## PROBLEM STATEMENT
Rewrite the data below with "Chiropractic care" replaced by "Chiropractic treatment" and everything else left unchanged.

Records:
• • •
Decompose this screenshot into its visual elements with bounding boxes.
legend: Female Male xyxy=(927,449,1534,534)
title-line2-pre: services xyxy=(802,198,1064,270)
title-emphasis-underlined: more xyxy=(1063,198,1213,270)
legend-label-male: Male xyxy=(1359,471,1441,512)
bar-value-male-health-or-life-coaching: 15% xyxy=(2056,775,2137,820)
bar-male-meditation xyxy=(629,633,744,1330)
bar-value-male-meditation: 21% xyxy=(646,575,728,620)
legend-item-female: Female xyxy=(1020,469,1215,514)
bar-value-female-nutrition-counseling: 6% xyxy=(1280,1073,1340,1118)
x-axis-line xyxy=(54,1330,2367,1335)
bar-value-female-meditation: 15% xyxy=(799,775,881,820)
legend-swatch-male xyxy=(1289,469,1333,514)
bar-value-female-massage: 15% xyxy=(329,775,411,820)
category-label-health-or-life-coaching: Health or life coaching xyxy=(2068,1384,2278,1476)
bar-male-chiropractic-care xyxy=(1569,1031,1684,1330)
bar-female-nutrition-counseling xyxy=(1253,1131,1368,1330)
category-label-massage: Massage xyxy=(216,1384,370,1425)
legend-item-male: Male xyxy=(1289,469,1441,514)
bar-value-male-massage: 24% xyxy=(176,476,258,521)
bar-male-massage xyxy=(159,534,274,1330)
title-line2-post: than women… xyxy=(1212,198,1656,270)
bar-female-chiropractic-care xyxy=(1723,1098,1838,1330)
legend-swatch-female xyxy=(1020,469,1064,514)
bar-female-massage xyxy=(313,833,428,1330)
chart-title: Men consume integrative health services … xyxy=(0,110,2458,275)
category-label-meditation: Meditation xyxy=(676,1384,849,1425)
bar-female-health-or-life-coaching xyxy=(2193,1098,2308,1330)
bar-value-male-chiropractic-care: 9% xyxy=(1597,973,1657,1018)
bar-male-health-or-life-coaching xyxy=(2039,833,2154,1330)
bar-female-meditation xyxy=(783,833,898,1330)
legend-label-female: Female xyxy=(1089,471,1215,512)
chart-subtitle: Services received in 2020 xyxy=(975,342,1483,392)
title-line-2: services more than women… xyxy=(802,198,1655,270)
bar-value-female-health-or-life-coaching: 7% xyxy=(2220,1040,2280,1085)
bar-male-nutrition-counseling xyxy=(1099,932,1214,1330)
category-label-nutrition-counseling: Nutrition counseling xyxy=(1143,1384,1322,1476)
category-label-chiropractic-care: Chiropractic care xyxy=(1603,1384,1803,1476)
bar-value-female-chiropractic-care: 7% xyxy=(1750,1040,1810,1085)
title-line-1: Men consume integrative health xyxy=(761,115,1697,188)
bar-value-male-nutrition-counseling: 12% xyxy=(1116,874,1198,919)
• • •
## THE SOLUTION
Decompose this screenshot into its visual elements with bounding boxes.
legend: Female Male xyxy=(927,449,1534,534)
title-line2-pre: services xyxy=(802,198,1064,270)
title-emphasis-underlined: more xyxy=(1063,198,1213,270)
legend-label-male: Male xyxy=(1359,471,1441,512)
bar-value-male-health-or-life-coaching: 15% xyxy=(2056,775,2137,820)
bar-male-meditation xyxy=(629,633,744,1330)
bar-value-male-meditation: 21% xyxy=(646,575,728,620)
legend-item-female: Female xyxy=(1020,469,1215,514)
bar-value-female-nutrition-counseling: 6% xyxy=(1280,1073,1340,1118)
x-axis-line xyxy=(54,1330,2367,1335)
bar-value-female-meditation: 15% xyxy=(799,775,881,820)
legend-swatch-male xyxy=(1289,469,1333,514)
bar-value-female-massage: 15% xyxy=(329,775,411,820)
category-label-health-or-life-coaching: Health or life coaching xyxy=(2068,1384,2278,1476)
bar-male-chiropractic-care xyxy=(1569,1031,1684,1330)
bar-female-nutrition-counseling xyxy=(1253,1131,1368,1330)
category-label-massage: Massage xyxy=(216,1384,370,1425)
legend-item-male: Male xyxy=(1289,469,1441,514)
bar-value-male-massage: 24% xyxy=(176,476,258,521)
bar-male-massage xyxy=(159,534,274,1330)
title-line2-post: than women… xyxy=(1212,198,1656,270)
bar-female-chiropractic-care xyxy=(1723,1098,1838,1330)
legend-swatch-female xyxy=(1020,469,1064,514)
bar-female-massage xyxy=(313,833,428,1330)
chart-title: Men consume integrative health services … xyxy=(0,110,2458,275)
category-label-meditation: Meditation xyxy=(676,1384,849,1425)
bar-female-health-or-life-coaching xyxy=(2193,1098,2308,1330)
bar-value-male-chiropractic-care: 9% xyxy=(1597,973,1657,1018)
bar-male-health-or-life-coaching xyxy=(2039,833,2154,1330)
bar-female-meditation xyxy=(783,833,898,1330)
legend-label-female: Female xyxy=(1089,471,1215,512)
chart-subtitle: Services received in 2020 xyxy=(975,342,1483,392)
title-line-2: services more than women… xyxy=(802,198,1655,270)
bar-value-female-health-or-life-coaching: 7% xyxy=(2220,1040,2280,1085)
bar-male-nutrition-counseling xyxy=(1099,932,1214,1330)
category-label-nutrition-counseling: Nutrition counseling xyxy=(1143,1384,1322,1476)
category-label-chiropractic-care: Chiropractic treatment xyxy=(1603,1384,1803,1476)
bar-value-female-chiropractic-care: 7% xyxy=(1750,1040,1810,1085)
title-line-1: Men consume integrative health xyxy=(761,115,1697,188)
bar-value-male-nutrition-counseling: 12% xyxy=(1116,874,1198,919)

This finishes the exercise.